* **INSTRUCTION**
Copy every record exactly, and keep the pictures out.

* **DATASET EXTRACT**

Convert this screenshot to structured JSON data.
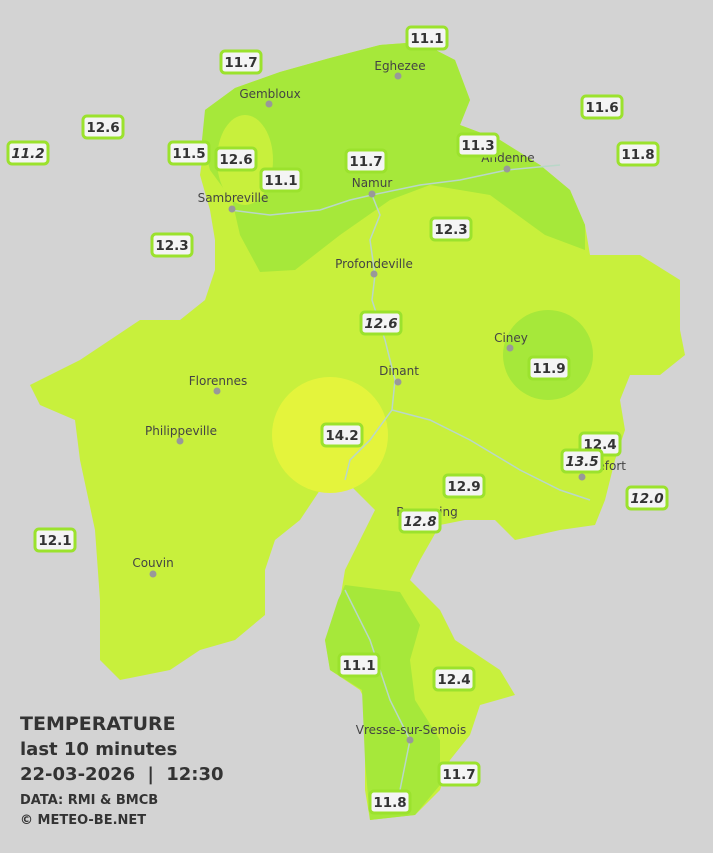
{
  "legend": {
    "title": "TEMPERATURE",
    "subtitle": "last 10 minutes",
    "timestamp": "22-03-2026 | 12:30",
    "source": "DATA: RMI & BMCB",
    "copyright": "© METEO-BE.NET"
  },
  "cities": [
    "Eghezee",
    "Gembloux",
    "Andenne",
    "Namur",
    "Sambreville",
    "Profondeville",
    "Ciney",
    "Dinant",
    "Florennes",
    "Philippeville",
    "Rochefort",
    "Beauraing",
    "Couvin",
    "Vresse-sur-Semois"
  ],
  "stations": [
    {
      "value": "11.1"
    },
    {
      "value": "11.7"
    },
    {
      "value": "11.6"
    },
    {
      "value": "12.6"
    },
    {
      "value": "11.2",
      "italic": true
    },
    {
      "value": "11.5"
    },
    {
      "value": "12.6"
    },
    {
      "value": "11.3"
    },
    {
      "value": "11.8"
    },
    {
      "value": "11.7"
    },
    {
      "value": "11.1"
    },
    {
      "value": "12.3"
    },
    {
      "value": "12.3"
    },
    {
      "value": "12.6",
      "italic": true
    },
    {
      "value": "11.9"
    },
    {
      "value": "14.2"
    },
    {
      "value": "12.4"
    },
    {
      "value": "13.5",
      "italic": true
    },
    {
      "value": "12.0",
      "italic": true
    },
    {
      "value": "12.9"
    },
    {
      "value": "12.8",
      "italic": true
    },
    {
      "value": "12.1"
    },
    {
      "value": "11.1"
    },
    {
      "value": "12.4"
    },
    {
      "value": "11.7"
    },
    {
      "value": "11.8"
    }
  ]
}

* **REPLY TO THE EXERCISE**
Convert this screenshot to structured JSON data.
{
  "legend": {
    "title": "TEMPERATURE",
    "subtitle": "last 10 minutes",
    "timestamp": "22-03-2026 | 12:30",
    "source": "DATA: RMI & BMCB",
    "copyright": "© METEO-BE.NET"
  },
  "cities": [
    "Eghezee",
    "Gembloux",
    "Andenne",
    "Namur",
    "Sambreville",
    "Profondeville",
    "Ciney",
    "Dinant",
    "Florennes",
    "Philippeville",
    "Rochefort",
    "Beauraing",
    "Couvin",
    "Vresse-sur-Semois"
  ],
  "stations": [
    {
      "value": "11.1"
    },
    {
      "value": "11.7"
    },
    {
      "value": "11.6"
    },
    {
      "value": "12.6"
    },
    {
      "value": "11.2",
      "italic": true
    },
    {
      "value": "11.5"
    },
    {
      "value": "12.6"
    },
    {
      "value": "11.3"
    },
    {
      "value": "11.8"
    },
    {
      "value": "11.7"
    },
    {
      "value": "11.1"
    },
    {
      "value": "12.3"
    },
    {
      "value": "12.3"
    },
    {
      "value": "12.6",
      "italic": true
    },
    {
      "value": "11.9"
    },
    {
      "value": "14.2"
    },
    {
      "value": "12.4"
    },
    {
      "value": "13.5",
      "italic": true
    },
    {
      "value": "12.0",
      "italic": true
    },
    {
      "value": "12.9"
    },
    {
      "value": "12.8",
      "italic": true
    },
    {
      "value": "12.1"
    },
    {
      "value": "11.1"
    },
    {
      "value": "12.4"
    },
    {
      "value": "11.7"
    },
    {
      "value": "11.8"
    }
  ]
}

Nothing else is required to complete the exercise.